--- start Task input ---

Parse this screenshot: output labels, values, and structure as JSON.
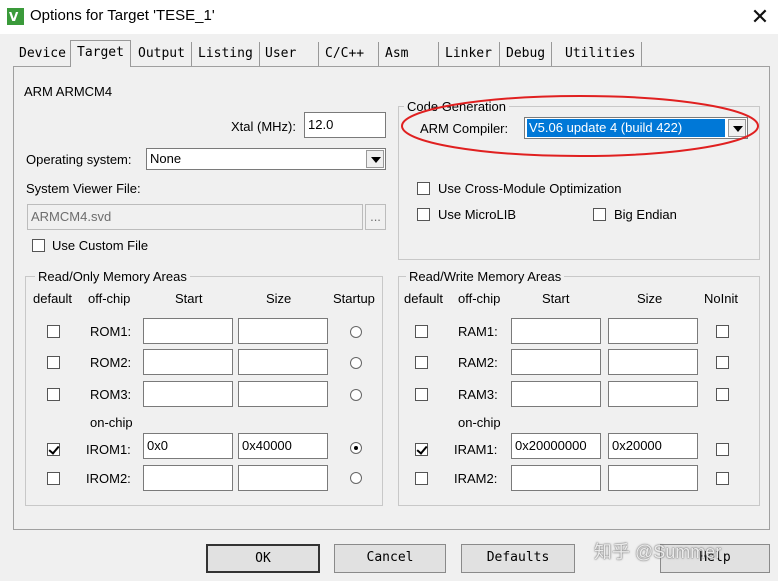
{
  "window": {
    "title": "Options for Target 'TESE_1'",
    "close_glyph": "✕"
  },
  "tabs": [
    {
      "label": "Device"
    },
    {
      "label": "Target"
    },
    {
      "label": "Output"
    },
    {
      "label": "Listing"
    },
    {
      "label": "User"
    },
    {
      "label": "C/C++"
    },
    {
      "label": "Asm"
    },
    {
      "label": "Linker"
    },
    {
      "label": "Debug"
    },
    {
      "label": "Utilities"
    }
  ],
  "target": {
    "device_name": "ARM ARMCM4",
    "xtal_label": "Xtal (MHz):",
    "xtal_value": "12.0",
    "os_label": "Operating system:",
    "os_value": "None",
    "svd_label": "System Viewer File:",
    "svd_value": "ARMCM4.svd",
    "svd_browse": "...",
    "use_custom_file": "Use Custom File"
  },
  "code_generation": {
    "title": "Code Generation",
    "compiler_label": "ARM Compiler:",
    "compiler_value": "V5.06 update 4 (build 422)",
    "cross_module": "Use Cross-Module Optimization",
    "microlib": "Use MicroLIB",
    "big_endian": "Big Endian",
    "highlight_color": "#e02020"
  },
  "ro_memory": {
    "title": "Read/Only Memory Areas",
    "headers": {
      "default": "default",
      "offchip": "off-chip",
      "start": "Start",
      "size": "Size",
      "startup": "Startup"
    },
    "onchip_label": "on-chip",
    "rows": [
      {
        "name": "ROM1:",
        "start": "",
        "size": "",
        "default": false,
        "startup": false
      },
      {
        "name": "ROM2:",
        "start": "",
        "size": "",
        "default": false,
        "startup": false
      },
      {
        "name": "ROM3:",
        "start": "",
        "size": "",
        "default": false,
        "startup": false
      },
      {
        "name": "IROM1:",
        "start": "0x0",
        "size": "0x40000",
        "default": true,
        "startup": true
      },
      {
        "name": "IROM2:",
        "start": "",
        "size": "",
        "default": false,
        "startup": false
      }
    ]
  },
  "rw_memory": {
    "title": "Read/Write Memory Areas",
    "headers": {
      "default": "default",
      "offchip": "off-chip",
      "start": "Start",
      "size": "Size",
      "noinit": "NoInit"
    },
    "onchip_label": "on-chip",
    "rows": [
      {
        "name": "RAM1:",
        "start": "",
        "size": "",
        "default": false,
        "noinit": false
      },
      {
        "name": "RAM2:",
        "start": "",
        "size": "",
        "default": false,
        "noinit": false
      },
      {
        "name": "RAM3:",
        "start": "",
        "size": "",
        "default": false,
        "noinit": false
      },
      {
        "name": "IRAM1:",
        "start": "0x20000000",
        "size": "0x20000",
        "default": true,
        "noinit": false
      },
      {
        "name": "IRAM2:",
        "start": "",
        "size": "",
        "default": false,
        "noinit": false
      }
    ]
  },
  "buttons": {
    "ok": "OK",
    "cancel": "Cancel",
    "defaults": "Defaults",
    "help": "Help"
  },
  "watermark": "知乎 @Summer"
}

--- end Task input ---

#### Task to carry out
All records must be output exactly as they are, except for the pictures, which are left out.

#### Exercise response
Parse this screenshot: output labels, values, and structure as JSON.
{
  "window": {
    "title": "Options for Target 'TESE_1'",
    "close_glyph": "✕"
  },
  "tabs": [
    {
      "label": "Device"
    },
    {
      "label": "Target"
    },
    {
      "label": "Output"
    },
    {
      "label": "Listing"
    },
    {
      "label": "User"
    },
    {
      "label": "C/C++"
    },
    {
      "label": "Asm"
    },
    {
      "label": "Linker"
    },
    {
      "label": "Debug"
    },
    {
      "label": "Utilities"
    }
  ],
  "target": {
    "device_name": "ARM ARMCM4",
    "xtal_label": "Xtal (MHz):",
    "xtal_value": "12.0",
    "os_label": "Operating system:",
    "os_value": "None",
    "svd_label": "System Viewer File:",
    "svd_value": "ARMCM4.svd",
    "svd_browse": "...",
    "use_custom_file": "Use Custom File"
  },
  "code_generation": {
    "title": "Code Generation",
    "compiler_label": "ARM Compiler:",
    "compiler_value": "V5.06 update 4 (build 422)",
    "cross_module": "Use Cross-Module Optimization",
    "microlib": "Use MicroLIB",
    "big_endian": "Big Endian",
    "highlight_color": "#e02020"
  },
  "ro_memory": {
    "title": "Read/Only Memory Areas",
    "headers": {
      "default": "default",
      "offchip": "off-chip",
      "start": "Start",
      "size": "Size",
      "startup": "Startup"
    },
    "onchip_label": "on-chip",
    "rows": [
      {
        "name": "ROM1:",
        "start": "",
        "size": "",
        "default": false,
        "startup": false
      },
      {
        "name": "ROM2:",
        "start": "",
        "size": "",
        "default": false,
        "startup": false
      },
      {
        "name": "ROM3:",
        "start": "",
        "size": "",
        "default": false,
        "startup": false
      },
      {
        "name": "IROM1:",
        "start": "0x0",
        "size": "0x40000",
        "default": true,
        "startup": true
      },
      {
        "name": "IROM2:",
        "start": "",
        "size": "",
        "default": false,
        "startup": false
      }
    ]
  },
  "rw_memory": {
    "title": "Read/Write Memory Areas",
    "headers": {
      "default": "default",
      "offchip": "off-chip",
      "start": "Start",
      "size": "Size",
      "noinit": "NoInit"
    },
    "onchip_label": "on-chip",
    "rows": [
      {
        "name": "RAM1:",
        "start": "",
        "size": "",
        "default": false,
        "noinit": false
      },
      {
        "name": "RAM2:",
        "start": "",
        "size": "",
        "default": false,
        "noinit": false
      },
      {
        "name": "RAM3:",
        "start": "",
        "size": "",
        "default": false,
        "noinit": false
      },
      {
        "name": "IRAM1:",
        "start": "0x20000000",
        "size": "0x20000",
        "default": true,
        "noinit": false
      },
      {
        "name": "IRAM2:",
        "start": "",
        "size": "",
        "default": false,
        "noinit": false
      }
    ]
  },
  "buttons": {
    "ok": "OK",
    "cancel": "Cancel",
    "defaults": "Defaults",
    "help": "Help"
  },
  "watermark": "知乎 @Summer"
}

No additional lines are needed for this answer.